*Goal of the exercise*. Reproduce the data below with every instance of "Power port" changed to "Power jack", leaving everything else untouched.

*Supplied information*.
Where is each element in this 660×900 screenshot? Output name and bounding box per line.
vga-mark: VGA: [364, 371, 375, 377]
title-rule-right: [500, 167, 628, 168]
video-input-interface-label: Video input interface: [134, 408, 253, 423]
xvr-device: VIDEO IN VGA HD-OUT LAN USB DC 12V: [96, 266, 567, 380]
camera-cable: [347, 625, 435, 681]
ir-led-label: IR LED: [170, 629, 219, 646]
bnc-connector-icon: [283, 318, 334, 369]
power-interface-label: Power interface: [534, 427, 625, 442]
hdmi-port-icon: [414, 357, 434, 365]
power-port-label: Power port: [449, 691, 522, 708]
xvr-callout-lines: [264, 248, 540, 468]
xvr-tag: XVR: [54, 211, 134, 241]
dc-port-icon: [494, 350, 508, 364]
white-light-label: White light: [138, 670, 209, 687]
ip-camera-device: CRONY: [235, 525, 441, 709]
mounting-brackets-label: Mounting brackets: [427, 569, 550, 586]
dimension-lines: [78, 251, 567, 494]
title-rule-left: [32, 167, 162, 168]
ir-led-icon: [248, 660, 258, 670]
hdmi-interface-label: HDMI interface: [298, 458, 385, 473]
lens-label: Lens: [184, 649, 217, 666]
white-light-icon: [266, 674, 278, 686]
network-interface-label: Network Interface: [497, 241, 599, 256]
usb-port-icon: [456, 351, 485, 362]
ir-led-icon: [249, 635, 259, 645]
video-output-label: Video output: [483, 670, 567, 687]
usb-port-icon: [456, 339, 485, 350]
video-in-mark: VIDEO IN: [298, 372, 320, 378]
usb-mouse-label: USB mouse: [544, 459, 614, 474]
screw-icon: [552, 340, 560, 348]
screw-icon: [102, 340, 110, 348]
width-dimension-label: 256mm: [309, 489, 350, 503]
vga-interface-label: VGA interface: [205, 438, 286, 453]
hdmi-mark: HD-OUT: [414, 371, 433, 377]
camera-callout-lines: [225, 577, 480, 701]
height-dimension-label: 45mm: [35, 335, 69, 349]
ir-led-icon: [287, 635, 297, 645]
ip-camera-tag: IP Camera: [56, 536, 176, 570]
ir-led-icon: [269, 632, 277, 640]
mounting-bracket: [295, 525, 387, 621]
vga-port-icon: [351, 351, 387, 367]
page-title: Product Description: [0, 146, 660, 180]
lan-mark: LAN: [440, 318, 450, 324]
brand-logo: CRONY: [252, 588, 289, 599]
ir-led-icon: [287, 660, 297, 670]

*Exercise answer*.
Where is each element in this 660×900 screenshot? Output name and bounding box per line.
vga-mark: VGA: [364, 371, 375, 377]
title-rule-right: [500, 167, 628, 168]
video-input-interface-label: Video input interface: [134, 408, 253, 423]
xvr-device: VIDEO IN VGA HD-OUT LAN USB DC 12V: [96, 266, 567, 380]
camera-cable: [347, 625, 435, 681]
ir-led-label: IR LED: [170, 629, 219, 646]
bnc-connector-icon: [283, 318, 334, 369]
power-interface-label: Power interface: [534, 427, 625, 442]
hdmi-port-icon: [414, 357, 434, 365]
power-port-label: Power jack: [449, 691, 522, 708]
xvr-callout-lines: [264, 248, 540, 468]
xvr-tag: XVR: [54, 211, 134, 241]
dc-port-icon: [494, 350, 508, 364]
white-light-label: White light: [138, 670, 209, 687]
ip-camera-device: CRONY: [235, 525, 441, 709]
mounting-brackets-label: Mounting brackets: [427, 569, 550, 586]
dimension-lines: [78, 251, 567, 494]
title-rule-left: [32, 167, 162, 168]
ir-led-icon: [248, 660, 258, 670]
hdmi-interface-label: HDMI interface: [298, 458, 385, 473]
lens-label: Lens: [184, 649, 217, 666]
white-light-icon: [266, 674, 278, 686]
network-interface-label: Network Interface: [497, 241, 599, 256]
usb-port-icon: [456, 351, 485, 362]
ir-led-icon: [249, 635, 259, 645]
video-output-label: Video output: [483, 670, 567, 687]
usb-port-icon: [456, 339, 485, 350]
video-in-mark: VIDEO IN: [298, 372, 320, 378]
usb-mouse-label: USB mouse: [544, 459, 614, 474]
screw-icon: [552, 340, 560, 348]
screw-icon: [102, 340, 110, 348]
width-dimension-label: 256mm: [309, 489, 350, 503]
vga-interface-label: VGA interface: [205, 438, 286, 453]
hdmi-mark: HD-OUT: [414, 371, 433, 377]
camera-callout-lines: [225, 577, 480, 701]
height-dimension-label: 45mm: [35, 335, 69, 349]
ir-led-icon: [287, 635, 297, 645]
ip-camera-tag: IP Camera: [56, 536, 176, 570]
ir-led-icon: [269, 632, 277, 640]
mounting-bracket: [295, 525, 387, 621]
vga-port-icon: [351, 351, 387, 367]
page-title: Product Description: [0, 146, 660, 180]
lan-mark: LAN: [440, 318, 450, 324]
brand-logo: CRONY: [252, 588, 289, 599]
ir-led-icon: [287, 660, 297, 670]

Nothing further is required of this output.